Texte présenté –
Jusqu’où est-on prêt à aller pour se sortir d’une situation inextricable ? Netflix tente l’expérience avec son nouveau programme, The Push. Le concept ? Manipuler les participants pour les inciter à commettre un meurtre.

 

Depuis l’apparition de Big Brother (Endemol) en 1999, la première émission du genre, la télé-réalité a été capable du meilleur comme du pire. On aurait tendance à dire, surtout du pire : enfermement, manipulations, concours de beauté de créatures relookées au bistouri, participants incités à boire, se droguer ou filmés en pleins ébats sexuels (Loana a tué le game dès la première émission en France), etc.

En 2017, c’est Game 2 Winter qui créait la polémique. Son principe ? Tout est permis pour survivre dans le froid sibérien : drogues, alcools, viols, violence, meurtres. À quelques jours de son commencement, le milliardaire russe à l’origine de l’émission, Evguéni Pyatkovski, expliquera qu’il s’agissait d’une blague : « C’était une intox, pour m’aider dans mes recherches sur le marché », AH. AH, donc. Toutefois, une télé-réalité serbe (Parovi), elle, n’avait pas fait dans la dentelle, cet ancien candidat de télé-réalité française – Zelko de Secret Story 5 – s’en souvient encore.

Entrées de données –
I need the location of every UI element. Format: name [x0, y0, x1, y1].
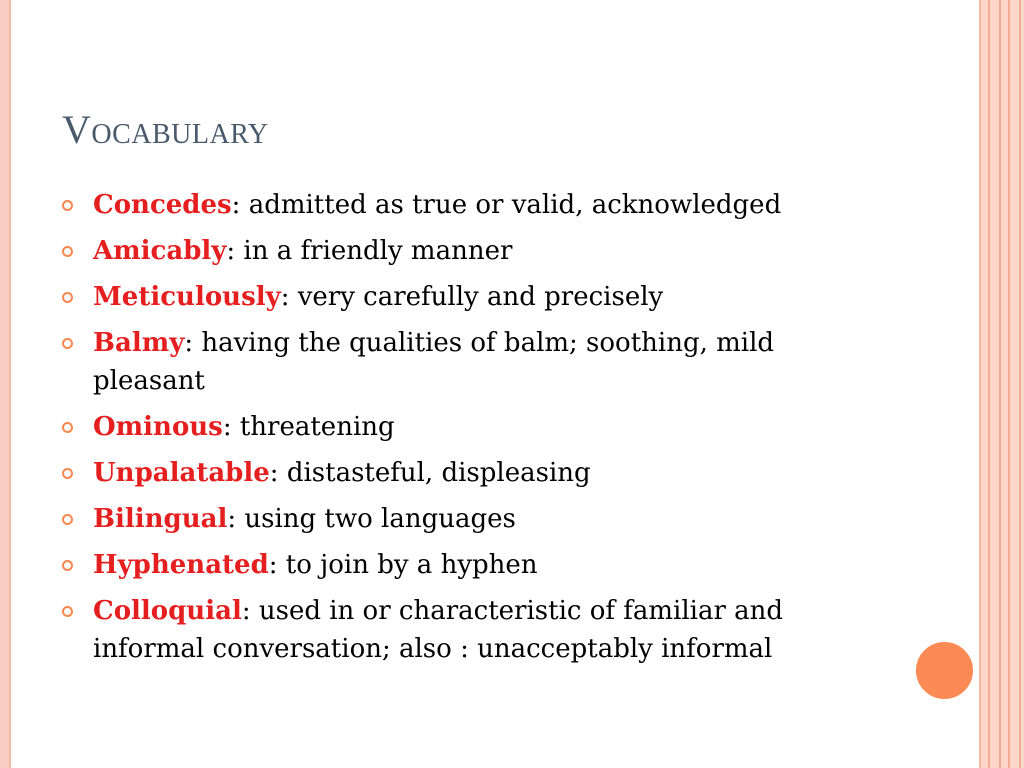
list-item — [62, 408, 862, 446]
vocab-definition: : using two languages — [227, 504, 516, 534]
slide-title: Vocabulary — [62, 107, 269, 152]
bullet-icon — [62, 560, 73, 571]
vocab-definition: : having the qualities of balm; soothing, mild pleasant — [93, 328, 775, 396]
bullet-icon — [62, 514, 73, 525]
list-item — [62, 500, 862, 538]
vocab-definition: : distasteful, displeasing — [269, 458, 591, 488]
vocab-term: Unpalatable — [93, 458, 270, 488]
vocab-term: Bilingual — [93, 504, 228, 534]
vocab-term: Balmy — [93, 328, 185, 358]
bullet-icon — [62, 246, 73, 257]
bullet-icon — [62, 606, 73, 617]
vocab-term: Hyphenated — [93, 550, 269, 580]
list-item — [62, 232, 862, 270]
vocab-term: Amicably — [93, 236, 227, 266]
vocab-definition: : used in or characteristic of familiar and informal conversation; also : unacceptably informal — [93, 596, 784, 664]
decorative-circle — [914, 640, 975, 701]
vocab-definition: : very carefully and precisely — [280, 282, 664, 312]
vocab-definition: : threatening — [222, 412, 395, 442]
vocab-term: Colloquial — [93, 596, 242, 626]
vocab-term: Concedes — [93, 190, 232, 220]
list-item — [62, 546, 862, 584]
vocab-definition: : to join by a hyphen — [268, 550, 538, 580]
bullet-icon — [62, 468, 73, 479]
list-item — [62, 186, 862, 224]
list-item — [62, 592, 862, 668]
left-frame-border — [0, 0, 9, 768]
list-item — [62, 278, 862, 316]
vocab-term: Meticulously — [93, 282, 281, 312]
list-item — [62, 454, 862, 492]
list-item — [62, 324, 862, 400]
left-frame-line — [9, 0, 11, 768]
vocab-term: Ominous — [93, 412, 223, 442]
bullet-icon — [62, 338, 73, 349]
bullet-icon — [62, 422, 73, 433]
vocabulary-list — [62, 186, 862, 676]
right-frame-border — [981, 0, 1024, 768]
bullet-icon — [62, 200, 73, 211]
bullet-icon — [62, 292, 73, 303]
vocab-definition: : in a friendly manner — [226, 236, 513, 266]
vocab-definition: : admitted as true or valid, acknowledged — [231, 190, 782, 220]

...

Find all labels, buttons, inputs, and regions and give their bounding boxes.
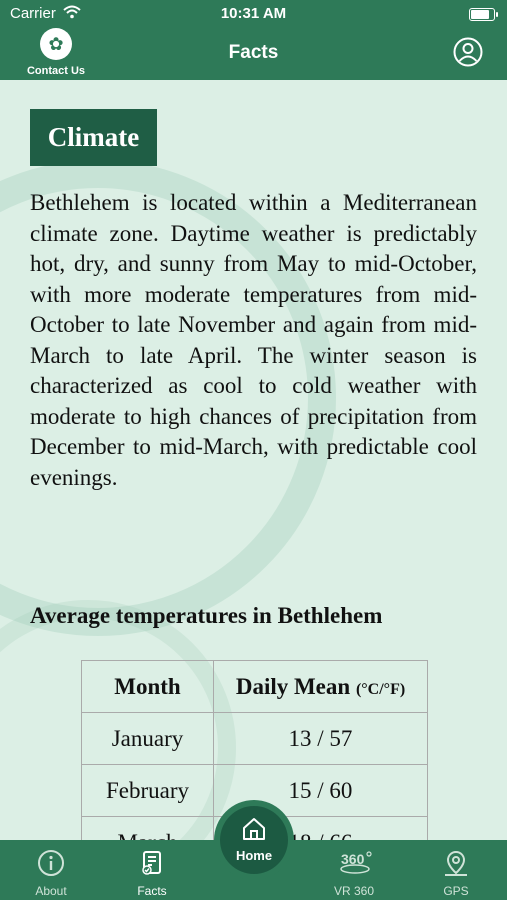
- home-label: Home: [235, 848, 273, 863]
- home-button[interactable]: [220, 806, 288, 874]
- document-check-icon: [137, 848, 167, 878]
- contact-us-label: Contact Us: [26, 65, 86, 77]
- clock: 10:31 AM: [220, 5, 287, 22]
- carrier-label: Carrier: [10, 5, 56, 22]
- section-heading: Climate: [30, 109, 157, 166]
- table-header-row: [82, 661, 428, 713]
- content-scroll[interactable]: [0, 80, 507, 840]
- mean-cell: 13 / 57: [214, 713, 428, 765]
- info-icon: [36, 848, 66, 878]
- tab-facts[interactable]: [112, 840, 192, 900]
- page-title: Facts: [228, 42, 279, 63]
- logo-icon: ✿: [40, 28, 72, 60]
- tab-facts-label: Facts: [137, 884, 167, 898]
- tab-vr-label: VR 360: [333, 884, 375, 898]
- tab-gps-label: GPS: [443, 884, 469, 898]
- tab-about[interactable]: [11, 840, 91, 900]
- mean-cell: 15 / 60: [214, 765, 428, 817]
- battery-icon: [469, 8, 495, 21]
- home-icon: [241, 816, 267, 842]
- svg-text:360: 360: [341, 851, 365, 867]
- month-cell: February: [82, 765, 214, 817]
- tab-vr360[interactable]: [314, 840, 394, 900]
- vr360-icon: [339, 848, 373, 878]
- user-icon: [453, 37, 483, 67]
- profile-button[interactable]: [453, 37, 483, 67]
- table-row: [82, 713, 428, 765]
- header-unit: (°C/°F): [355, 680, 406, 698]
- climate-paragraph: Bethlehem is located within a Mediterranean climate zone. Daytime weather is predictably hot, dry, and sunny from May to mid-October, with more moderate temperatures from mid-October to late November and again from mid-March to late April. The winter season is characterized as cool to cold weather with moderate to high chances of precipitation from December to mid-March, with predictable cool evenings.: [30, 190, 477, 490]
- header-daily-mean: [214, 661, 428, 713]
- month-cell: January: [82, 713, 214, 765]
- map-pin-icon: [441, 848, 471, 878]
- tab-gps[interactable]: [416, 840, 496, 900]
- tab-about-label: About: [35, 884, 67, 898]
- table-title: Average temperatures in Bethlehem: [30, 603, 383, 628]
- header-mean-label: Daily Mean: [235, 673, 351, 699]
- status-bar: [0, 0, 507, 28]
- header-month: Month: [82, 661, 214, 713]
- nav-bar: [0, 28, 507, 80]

==

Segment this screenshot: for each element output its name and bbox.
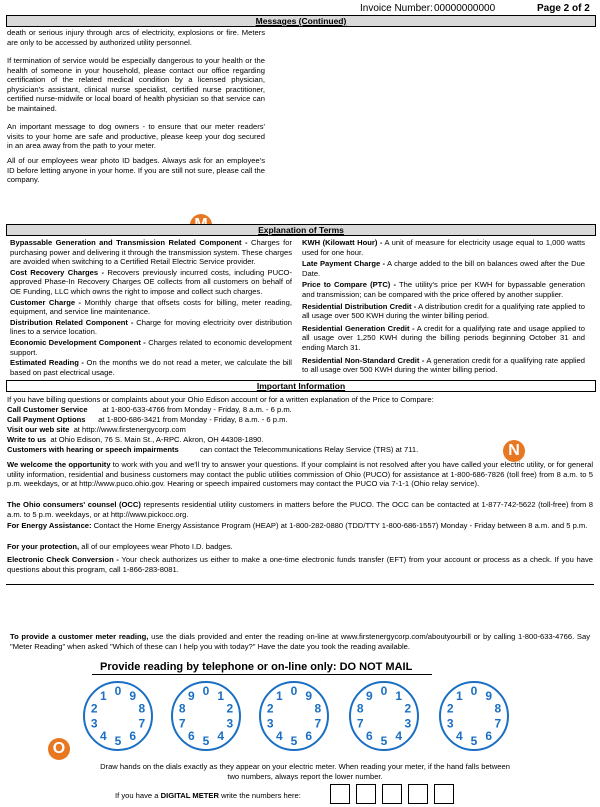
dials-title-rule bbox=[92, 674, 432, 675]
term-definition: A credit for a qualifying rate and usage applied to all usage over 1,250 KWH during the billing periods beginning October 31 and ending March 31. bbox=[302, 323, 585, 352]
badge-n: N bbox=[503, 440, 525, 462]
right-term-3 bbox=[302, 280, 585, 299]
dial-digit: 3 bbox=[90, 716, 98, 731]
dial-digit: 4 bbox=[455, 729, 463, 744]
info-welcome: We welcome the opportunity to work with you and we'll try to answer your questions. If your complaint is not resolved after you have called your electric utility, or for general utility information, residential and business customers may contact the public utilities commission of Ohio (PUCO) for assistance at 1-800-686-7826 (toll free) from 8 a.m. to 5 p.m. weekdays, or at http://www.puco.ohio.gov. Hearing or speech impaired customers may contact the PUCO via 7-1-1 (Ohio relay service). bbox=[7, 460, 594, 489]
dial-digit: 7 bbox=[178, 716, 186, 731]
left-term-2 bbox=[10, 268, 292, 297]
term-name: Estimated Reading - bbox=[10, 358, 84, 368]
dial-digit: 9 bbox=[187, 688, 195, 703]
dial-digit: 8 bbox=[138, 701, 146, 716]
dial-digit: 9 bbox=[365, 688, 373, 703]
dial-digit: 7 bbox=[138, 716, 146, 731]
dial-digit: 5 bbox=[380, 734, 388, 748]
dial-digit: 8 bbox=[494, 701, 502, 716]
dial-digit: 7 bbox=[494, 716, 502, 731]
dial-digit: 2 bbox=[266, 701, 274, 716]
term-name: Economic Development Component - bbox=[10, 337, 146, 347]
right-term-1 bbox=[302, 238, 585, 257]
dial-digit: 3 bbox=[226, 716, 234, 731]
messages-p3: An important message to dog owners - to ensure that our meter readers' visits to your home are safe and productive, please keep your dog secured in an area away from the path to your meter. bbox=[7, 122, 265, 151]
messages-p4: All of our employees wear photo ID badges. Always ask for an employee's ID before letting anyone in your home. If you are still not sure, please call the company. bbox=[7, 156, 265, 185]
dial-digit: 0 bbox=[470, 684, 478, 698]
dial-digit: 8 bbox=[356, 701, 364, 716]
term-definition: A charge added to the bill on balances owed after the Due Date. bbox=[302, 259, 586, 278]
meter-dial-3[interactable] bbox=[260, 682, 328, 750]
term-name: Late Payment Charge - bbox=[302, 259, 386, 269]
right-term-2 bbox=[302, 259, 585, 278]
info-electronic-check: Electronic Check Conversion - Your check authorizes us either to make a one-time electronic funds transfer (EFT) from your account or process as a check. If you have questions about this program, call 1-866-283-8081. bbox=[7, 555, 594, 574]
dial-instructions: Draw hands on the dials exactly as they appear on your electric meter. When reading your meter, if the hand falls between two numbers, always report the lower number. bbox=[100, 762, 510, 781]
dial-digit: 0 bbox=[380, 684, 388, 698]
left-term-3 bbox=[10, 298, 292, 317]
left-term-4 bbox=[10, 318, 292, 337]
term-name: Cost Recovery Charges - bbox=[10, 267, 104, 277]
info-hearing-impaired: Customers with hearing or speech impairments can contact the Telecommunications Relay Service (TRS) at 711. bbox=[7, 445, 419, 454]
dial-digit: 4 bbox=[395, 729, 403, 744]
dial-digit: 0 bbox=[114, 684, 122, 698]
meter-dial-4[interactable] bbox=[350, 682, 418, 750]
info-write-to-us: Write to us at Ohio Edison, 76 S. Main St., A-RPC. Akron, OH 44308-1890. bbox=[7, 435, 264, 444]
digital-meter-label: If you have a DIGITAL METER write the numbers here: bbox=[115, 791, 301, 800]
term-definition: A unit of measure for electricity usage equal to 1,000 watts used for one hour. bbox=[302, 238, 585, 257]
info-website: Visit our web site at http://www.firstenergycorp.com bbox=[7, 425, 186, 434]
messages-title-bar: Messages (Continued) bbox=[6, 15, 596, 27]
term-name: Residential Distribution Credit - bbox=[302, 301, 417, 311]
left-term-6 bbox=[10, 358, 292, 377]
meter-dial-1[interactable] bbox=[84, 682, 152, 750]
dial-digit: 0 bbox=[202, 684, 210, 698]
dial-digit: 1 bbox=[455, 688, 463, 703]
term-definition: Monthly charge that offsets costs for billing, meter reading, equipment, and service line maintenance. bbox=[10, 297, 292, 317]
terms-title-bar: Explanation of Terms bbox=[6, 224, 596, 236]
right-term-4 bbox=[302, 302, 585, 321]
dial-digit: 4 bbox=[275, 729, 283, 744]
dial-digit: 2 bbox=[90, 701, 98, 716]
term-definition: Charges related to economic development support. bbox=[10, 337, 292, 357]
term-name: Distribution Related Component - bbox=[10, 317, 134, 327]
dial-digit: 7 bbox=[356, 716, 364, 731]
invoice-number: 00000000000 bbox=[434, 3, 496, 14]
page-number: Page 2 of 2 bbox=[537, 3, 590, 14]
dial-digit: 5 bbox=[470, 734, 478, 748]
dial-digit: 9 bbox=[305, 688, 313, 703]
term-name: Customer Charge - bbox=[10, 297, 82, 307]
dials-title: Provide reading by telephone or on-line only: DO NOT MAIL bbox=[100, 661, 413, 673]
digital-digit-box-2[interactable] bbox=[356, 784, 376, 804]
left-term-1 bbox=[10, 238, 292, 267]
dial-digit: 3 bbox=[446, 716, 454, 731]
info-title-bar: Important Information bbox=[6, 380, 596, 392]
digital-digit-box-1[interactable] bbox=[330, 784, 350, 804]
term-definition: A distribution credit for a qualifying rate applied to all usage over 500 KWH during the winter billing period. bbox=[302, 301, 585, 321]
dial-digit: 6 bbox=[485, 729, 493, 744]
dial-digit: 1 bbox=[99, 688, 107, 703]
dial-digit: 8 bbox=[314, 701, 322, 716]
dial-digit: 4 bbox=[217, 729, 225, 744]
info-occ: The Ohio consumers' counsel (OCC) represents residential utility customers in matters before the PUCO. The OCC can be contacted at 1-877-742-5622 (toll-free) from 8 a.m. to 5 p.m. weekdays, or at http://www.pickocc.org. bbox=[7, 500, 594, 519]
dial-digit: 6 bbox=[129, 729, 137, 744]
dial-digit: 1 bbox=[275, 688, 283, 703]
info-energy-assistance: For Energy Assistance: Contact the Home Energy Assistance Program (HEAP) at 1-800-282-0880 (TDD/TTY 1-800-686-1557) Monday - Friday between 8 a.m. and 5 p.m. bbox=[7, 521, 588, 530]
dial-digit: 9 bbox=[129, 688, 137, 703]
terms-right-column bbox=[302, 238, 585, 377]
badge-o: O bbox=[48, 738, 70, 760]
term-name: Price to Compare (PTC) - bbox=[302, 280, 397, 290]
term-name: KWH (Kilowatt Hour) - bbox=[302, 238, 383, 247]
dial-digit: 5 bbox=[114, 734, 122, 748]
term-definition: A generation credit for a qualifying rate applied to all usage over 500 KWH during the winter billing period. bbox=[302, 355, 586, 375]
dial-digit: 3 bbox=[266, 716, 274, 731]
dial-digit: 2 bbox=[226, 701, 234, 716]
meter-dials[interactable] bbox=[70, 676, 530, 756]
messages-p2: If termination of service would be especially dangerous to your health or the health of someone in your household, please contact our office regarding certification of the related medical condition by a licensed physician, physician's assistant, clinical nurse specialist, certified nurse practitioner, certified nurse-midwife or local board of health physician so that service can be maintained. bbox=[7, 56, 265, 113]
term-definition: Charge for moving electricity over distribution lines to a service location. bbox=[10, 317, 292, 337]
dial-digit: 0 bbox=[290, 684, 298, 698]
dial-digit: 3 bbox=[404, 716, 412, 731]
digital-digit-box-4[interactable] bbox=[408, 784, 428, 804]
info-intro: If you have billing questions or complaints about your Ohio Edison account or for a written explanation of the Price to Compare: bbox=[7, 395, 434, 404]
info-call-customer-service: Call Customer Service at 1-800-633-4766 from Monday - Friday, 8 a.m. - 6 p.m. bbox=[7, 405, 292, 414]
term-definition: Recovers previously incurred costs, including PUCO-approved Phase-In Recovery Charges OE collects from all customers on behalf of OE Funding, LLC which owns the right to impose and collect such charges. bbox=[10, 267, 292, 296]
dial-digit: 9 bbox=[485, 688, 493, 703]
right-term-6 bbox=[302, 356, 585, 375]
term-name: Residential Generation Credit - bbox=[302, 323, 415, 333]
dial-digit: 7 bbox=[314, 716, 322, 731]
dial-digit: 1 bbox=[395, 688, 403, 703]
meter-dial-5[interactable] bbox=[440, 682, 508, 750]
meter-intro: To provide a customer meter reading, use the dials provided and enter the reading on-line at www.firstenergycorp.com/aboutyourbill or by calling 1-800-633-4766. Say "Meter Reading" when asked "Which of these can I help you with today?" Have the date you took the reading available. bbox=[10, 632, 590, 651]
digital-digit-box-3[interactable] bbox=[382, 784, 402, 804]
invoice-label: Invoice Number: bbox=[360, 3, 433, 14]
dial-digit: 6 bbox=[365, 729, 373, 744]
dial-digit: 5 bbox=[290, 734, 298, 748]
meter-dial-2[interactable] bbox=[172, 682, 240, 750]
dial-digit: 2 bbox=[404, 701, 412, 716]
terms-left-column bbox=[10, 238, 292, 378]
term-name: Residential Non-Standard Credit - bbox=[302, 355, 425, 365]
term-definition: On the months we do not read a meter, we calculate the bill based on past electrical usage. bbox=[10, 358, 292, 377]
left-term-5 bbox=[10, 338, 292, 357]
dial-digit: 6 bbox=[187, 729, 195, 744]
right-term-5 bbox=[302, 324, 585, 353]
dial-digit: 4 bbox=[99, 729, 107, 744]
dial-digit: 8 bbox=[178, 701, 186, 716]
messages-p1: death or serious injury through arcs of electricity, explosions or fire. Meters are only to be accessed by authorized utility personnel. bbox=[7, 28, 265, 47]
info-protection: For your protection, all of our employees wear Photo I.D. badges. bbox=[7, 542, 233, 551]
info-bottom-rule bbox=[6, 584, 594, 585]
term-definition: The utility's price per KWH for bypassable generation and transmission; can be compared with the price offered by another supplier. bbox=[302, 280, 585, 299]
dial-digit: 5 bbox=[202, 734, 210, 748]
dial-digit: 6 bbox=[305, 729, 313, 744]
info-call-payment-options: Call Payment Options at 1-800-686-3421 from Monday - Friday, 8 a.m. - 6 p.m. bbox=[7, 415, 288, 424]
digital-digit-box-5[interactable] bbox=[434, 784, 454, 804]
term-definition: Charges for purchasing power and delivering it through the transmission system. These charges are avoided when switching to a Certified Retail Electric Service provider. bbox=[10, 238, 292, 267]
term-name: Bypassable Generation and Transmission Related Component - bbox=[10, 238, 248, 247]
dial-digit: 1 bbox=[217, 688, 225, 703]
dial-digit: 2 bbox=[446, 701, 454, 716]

Objectifs –
a – Filtrez les entrées ci-dessus en recopiant chaque ligne qui contient le mot « terms ».
b – Poursuivez le texte sur la télé-réalité à la suite de sa dernière phrase.

Exercices corrigés –
a –
terms-title-bar: Explanation of Terms bbox=[6, 224, 596, 236]
terms-right-column bbox=[302, 238, 585, 377]
terms-left-column bbox=[10, 238, 292, 378]

b –
Pousse au crime

Au tour de Netflix de se jeter dans la bataille en jouant avec l’esprit des candidats. À la manœuvre dans The Push, Darren Brown, qui se décrit lui-même comme un « illusionniste psychique ».

Comme on peut le voir dans la bande-annonce du programme, le but est de plonger un candidat dans un scénario machiavélique où chacun des 70 acteurs aura son rôle à jouer pour inciter le candidat à pousser un vieil homme dans le vide, signant sa mort certaine.

Il faut qu’il ait l’impression qu’il n’y a aucune autre issue lorsqu’on lui dit de commettre un meurtre.

Toute l’expérience réside dans l’apparente réalité, la pression exercée par un contexte semble-t-il sans issue, sinon celle de l’irréparable.

L’expérience de Milgram version Netflix

« La question est simple, explique Darren Brown, la pression sociale peut-elle m’inciter à commettre un meurtre ? ». Pas besoin de regarder le show pour le savoir. La réponse est connue depuis longtemps : oui. Et encore oui. Qu’il s’agisse d’infliger des décharges électriques à un candidat que l’on ne voit pas, à chaque mauvaise réponse qu’il formule, ou de commettre l’irréparable. Les ressorts psychologiques à l’œuvre sont étudiés depuis belle lurette.

Le concept n’est pas nouveau et s’inspire de “L’expérience de Milgram” théorisée dans les années 60 par Stanley Milgram, psychologue à l’Université de Yale. L’idée était de recruter des sujets (homme et femme) pour évaluer leur degré d’obéissance à une autorité jugée légitime quand bien même il leur serait demandé d’effectuer des actes contraires à la morale ou heurtant leur propre conscience.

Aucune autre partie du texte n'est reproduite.